**WORK INSTRUCTION**
All entries below must be reproduced without a single change.
##### DATASET EXTRACT
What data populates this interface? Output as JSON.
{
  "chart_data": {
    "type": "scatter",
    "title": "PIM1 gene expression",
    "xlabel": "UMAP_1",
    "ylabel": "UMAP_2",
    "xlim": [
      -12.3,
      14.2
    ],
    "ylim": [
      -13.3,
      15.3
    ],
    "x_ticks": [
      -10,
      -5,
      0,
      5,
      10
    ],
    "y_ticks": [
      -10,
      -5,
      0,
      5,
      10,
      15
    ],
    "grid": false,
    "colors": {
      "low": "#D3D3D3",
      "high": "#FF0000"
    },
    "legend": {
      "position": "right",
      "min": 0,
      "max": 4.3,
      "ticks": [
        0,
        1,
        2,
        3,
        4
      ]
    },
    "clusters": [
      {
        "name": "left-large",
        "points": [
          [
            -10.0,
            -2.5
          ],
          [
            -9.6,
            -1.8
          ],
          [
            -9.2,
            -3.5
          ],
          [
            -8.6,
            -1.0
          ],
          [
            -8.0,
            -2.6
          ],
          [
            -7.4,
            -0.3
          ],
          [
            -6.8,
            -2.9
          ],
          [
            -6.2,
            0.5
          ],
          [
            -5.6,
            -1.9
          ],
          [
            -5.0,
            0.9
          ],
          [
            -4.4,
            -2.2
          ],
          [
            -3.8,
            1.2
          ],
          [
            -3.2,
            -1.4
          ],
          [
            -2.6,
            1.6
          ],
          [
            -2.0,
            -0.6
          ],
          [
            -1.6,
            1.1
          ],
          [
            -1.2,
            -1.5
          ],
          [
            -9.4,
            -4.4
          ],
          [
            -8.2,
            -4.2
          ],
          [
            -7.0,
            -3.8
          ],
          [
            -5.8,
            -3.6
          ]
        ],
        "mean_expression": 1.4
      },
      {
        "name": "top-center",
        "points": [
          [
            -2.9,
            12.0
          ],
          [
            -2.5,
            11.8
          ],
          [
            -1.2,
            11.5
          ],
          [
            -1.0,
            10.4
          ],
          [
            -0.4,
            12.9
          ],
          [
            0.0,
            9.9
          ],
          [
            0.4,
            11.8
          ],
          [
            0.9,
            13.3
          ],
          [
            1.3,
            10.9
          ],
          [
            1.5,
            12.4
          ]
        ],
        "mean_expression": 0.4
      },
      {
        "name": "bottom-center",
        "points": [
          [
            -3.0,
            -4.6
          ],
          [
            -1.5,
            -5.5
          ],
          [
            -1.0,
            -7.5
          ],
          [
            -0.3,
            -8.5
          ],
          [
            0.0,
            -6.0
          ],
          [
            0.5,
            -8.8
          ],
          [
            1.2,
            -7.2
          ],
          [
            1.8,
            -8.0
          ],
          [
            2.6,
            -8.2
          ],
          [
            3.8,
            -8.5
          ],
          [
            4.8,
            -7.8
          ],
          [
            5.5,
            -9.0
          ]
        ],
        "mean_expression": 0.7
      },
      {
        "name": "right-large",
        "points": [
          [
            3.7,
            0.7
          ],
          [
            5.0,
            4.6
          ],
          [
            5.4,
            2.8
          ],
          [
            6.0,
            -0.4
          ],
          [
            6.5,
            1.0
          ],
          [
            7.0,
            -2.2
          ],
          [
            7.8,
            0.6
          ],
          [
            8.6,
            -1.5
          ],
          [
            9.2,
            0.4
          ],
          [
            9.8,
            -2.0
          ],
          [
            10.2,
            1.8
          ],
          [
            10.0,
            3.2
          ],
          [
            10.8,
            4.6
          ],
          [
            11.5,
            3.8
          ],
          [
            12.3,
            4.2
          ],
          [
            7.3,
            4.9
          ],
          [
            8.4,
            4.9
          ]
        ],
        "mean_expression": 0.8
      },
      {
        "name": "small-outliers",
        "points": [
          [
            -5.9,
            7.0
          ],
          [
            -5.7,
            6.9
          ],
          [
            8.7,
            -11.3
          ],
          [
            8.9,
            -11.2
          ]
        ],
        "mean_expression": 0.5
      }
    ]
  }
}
##########
**WRITTEN SOLUTION**
What data populates this interface? Output as JSON.
{
  "chart_data": {
    "type": "scatter",
    "title": "PIM1 gene expression",
    "xlabel": "UMAP_1",
    "ylabel": "UMAP_2",
    "xlim": [
      -12.3,
      14.2
    ],
    "ylim": [
      -13.3,
      15.3
    ],
    "x_ticks": [
      -10,
      -5,
      0,
      5,
      10
    ],
    "y_ticks": [
      -10,
      -5,
      0,
      5,
      10,
      15
    ],
    "grid": false,
    "colors": {
      "low": "#D3D3D3",
      "high": "#FF0000"
    },
    "legend": {
      "position": "right",
      "min": 0,
      "max": 4.3,
      "ticks": [
        0,
        1,
        2,
        3,
        4
      ]
    },
    "clusters": [
      {
        "name": "left-large",
        "points": [
          [
            -10.0,
            -2.5
          ],
          [
            -9.6,
            -1.8
          ],
          [
            -9.2,
            -3.5
          ],
          [
            -8.6,
            -1.0
          ],
          [
            -8.0,
            -2.6
          ],
          [
            -7.4,
            -0.3
          ],
          [
            -6.8,
            -2.9
          ],
          [
            -6.2,
            0.5
          ],
          [
            -5.6,
            -1.9
          ],
          [
            -5.0,
            0.9
          ],
          [
            -4.4,
            -2.2
          ],
          [
            -3.8,
            1.2
          ],
          [
            -3.2,
            -1.4
          ],
          [
            -2.6,
            1.6
          ],
          [
            -2.0,
            -0.6
          ],
          [
            -1.6,
            1.1
          ],
          [
            -1.2,
            -1.5
          ],
          [
            -9.4,
            -4.4
          ],
          [
            -8.2,
            -4.2
          ],
          [
            -7.0,
            -3.8
          ],
          [
            -5.8,
            -3.6
          ]
        ],
        "mean_expression": 1.4
      },
      {
        "name": "top-center",
        "points": [
          [
            -2.9,
            12.0
          ],
          [
            -2.5,
            11.8
          ],
          [
            -1.2,
            11.5
          ],
          [
            -1.0,
            10.4
          ],
          [
            -0.4,
            12.9
          ],
          [
            0.0,
            9.9
          ],
          [
            0.4,
            11.8
          ],
          [
            0.9,
            13.3
          ],
          [
            1.3,
            10.9
          ],
          [
            1.5,
            12.4
          ]
        ],
        "mean_expression": 0.4
      },
      {
        "name": "bottom-center",
        "points": [
          [
            -3.0,
            -4.6
          ],
          [
            -1.5,
            -5.5
          ],
          [
            -1.0,
            -7.5
          ],
          [
            -0.3,
            -8.5
          ],
          [
            0.0,
            -6.0
          ],
          [
            0.5,
            -8.8
          ],
          [
            1.2,
            -7.2
          ],
          [
            1.8,
            -8.0
          ],
          [
            2.6,
            -8.2
          ],
          [
            3.8,
            -8.5
          ],
          [
            4.8,
            -7.8
          ],
          [
            5.5,
            -9.0
          ]
        ],
        "mean_expression": 0.7
      },
      {
        "name": "right-large",
        "points": [
          [
            3.7,
            0.7
          ],
          [
            5.0,
            4.6
          ],
          [
            5.4,
            2.8
          ],
          [
            6.0,
            -0.4
          ],
          [
            6.5,
            1.0
          ],
          [
            7.0,
            -2.2
          ],
          [
            7.8,
            0.6
          ],
          [
            8.6,
            -1.5
          ],
          [
            9.2,
            0.4
          ],
          [
            9.8,
            -2.0
          ],
          [
            10.2,
            1.8
          ],
          [
            10.0,
            3.2
          ],
          [
            10.8,
            4.6
          ],
          [
            11.5,
            3.8
          ],
          [
            12.3,
            4.2
          ],
          [
            7.3,
            4.9
          ],
          [
            8.4,
            4.9
          ]
        ],
        "mean_expression": 0.8
      },
      {
        "name": "small-outliers",
        "points": [
          [
            -5.9,
            7.0
          ],
          [
            -5.7,
            6.9
          ],
          [
            8.7,
            -11.3
          ],
          [
            8.9,
            -11.2
          ]
        ],
        "mean_expression": 0.5
      }
    ]
  }
}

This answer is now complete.